═════ TASK INPUT ═════

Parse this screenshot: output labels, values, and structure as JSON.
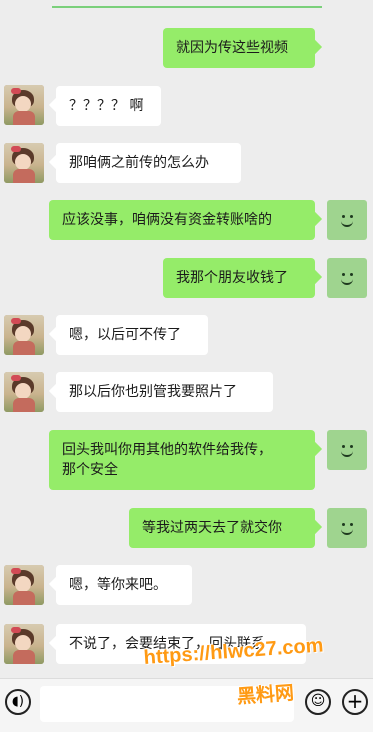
{
  "messages": [
    {
      "side": "right",
      "text": "就因为传这些视频"
    },
    {
      "side": "left",
      "text": "？？？？ 啊"
    },
    {
      "side": "left",
      "text": "那咱俩之前传的怎么办"
    },
    {
      "side": "right",
      "text": "应该没事，咱俩没有资金转账啥的"
    },
    {
      "side": "right",
      "text": "我那个朋友收钱了"
    },
    {
      "side": "left",
      "text": "嗯，以后可不传了"
    },
    {
      "side": "left",
      "text": "那以后你也别管我要照片了"
    },
    {
      "side": "right",
      "lines": [
        "回头我叫你用其他的软件给我传，",
        "那个安全"
      ]
    },
    {
      "side": "right",
      "text": "等我过两天去了就交你"
    },
    {
      "side": "left",
      "text": "嗯，等你来吧。"
    },
    {
      "side": "left",
      "text": "不说了，会要结束了，回头联系"
    }
  ],
  "input_bar": {
    "voice_icon": "voice-icon",
    "emoji_icon": "emoji-icon",
    "plus_icon": "plus-icon"
  },
  "watermark": {
    "url": "https://hlwc27.com",
    "name": "黑料网"
  },
  "colors": {
    "background": "#ededed",
    "my_bubble": "#95ec69",
    "their_bubble": "#ffffff",
    "watermark": "#ff9a14"
  }
}
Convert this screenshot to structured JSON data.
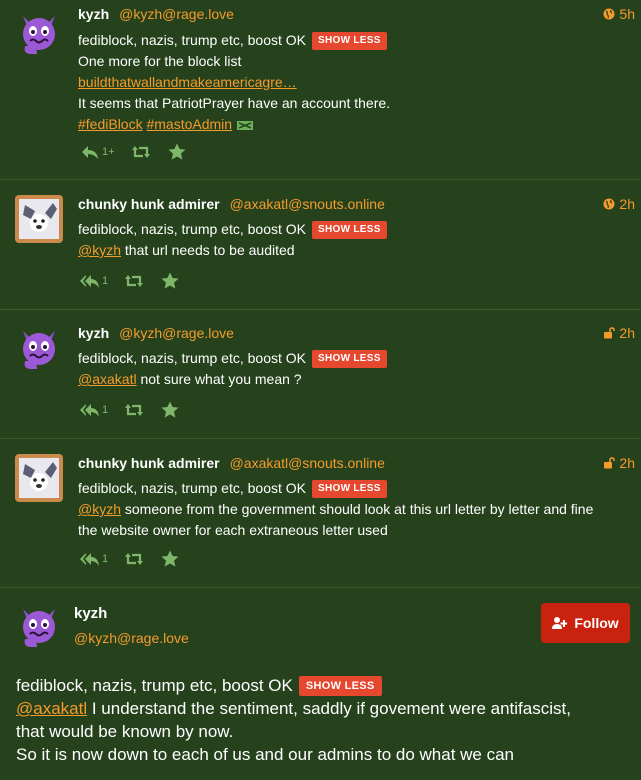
{
  "statuses": [
    {
      "display_name": "kyzh",
      "acct": "@kyzh@rage.love",
      "time": "5h",
      "visibility_icon": "globe-icon",
      "cw": "fediblock, nazis, trump etc, boost OK",
      "cw_button": "Show less",
      "lines": [
        "One more for the block list"
      ],
      "link": "buildthatwallandmakeamericagre…",
      "line2": "It seems that PatriotPrayer have an account there.",
      "hashtags": [
        "#fediBlock",
        "#mastoAdmin"
      ],
      "reply_count": "1+"
    },
    {
      "display_name": "chunky hunk admirer",
      "acct": "@axakatl@snouts.online",
      "time": "2h",
      "visibility_icon": "globe-icon",
      "cw": "fediblock, nazis, trump etc, boost OK",
      "cw_button": "Show less",
      "mention": "@kyzh",
      "text": " that url needs to be audited",
      "reply_count": "1"
    },
    {
      "display_name": "kyzh",
      "acct": "@kyzh@rage.love",
      "time": "2h",
      "visibility_icon": "unlock-icon",
      "cw": "fediblock, nazis, trump etc, boost OK",
      "cw_button": "Show less",
      "mention": "@axakatl",
      "text": " not sure what you mean ?",
      "reply_count": "1"
    },
    {
      "display_name": "chunky hunk admirer",
      "acct": "@axakatl@snouts.online",
      "time": "2h",
      "visibility_icon": "unlock-icon",
      "cw": "fediblock, nazis, trump etc, boost OK",
      "cw_button": "Show less",
      "mention": "@kyzh",
      "text": " someone from the government should look at this url letter by letter and fine",
      "text2": "the website owner for each extraneous letter used",
      "reply_count": "1"
    }
  ],
  "detail": {
    "display_name": "kyzh",
    "acct": "@kyzh@rage.love",
    "follow_label": "Follow",
    "cw": "fediblock, nazis, trump etc, boost OK",
    "cw_button": "Show less",
    "mention": "@axakatl",
    "text1": " I understand the sentiment, saddly if govement were antifascist,",
    "text2": "that would be known by now.",
    "text3": "So it is now down to each of us and our admins to do what we can"
  },
  "colors": {
    "background": "#25421d",
    "accent": "#f59b2c",
    "cw_button": "#e5482e",
    "follow_button": "#c9230f",
    "action_icons": "#7eb66a"
  }
}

═════

▶ **THE PROBLEM**
Work out how many lines of the data hold the string "mention". Reply with that number alone.

▶ **OUTPUT BELOW**
4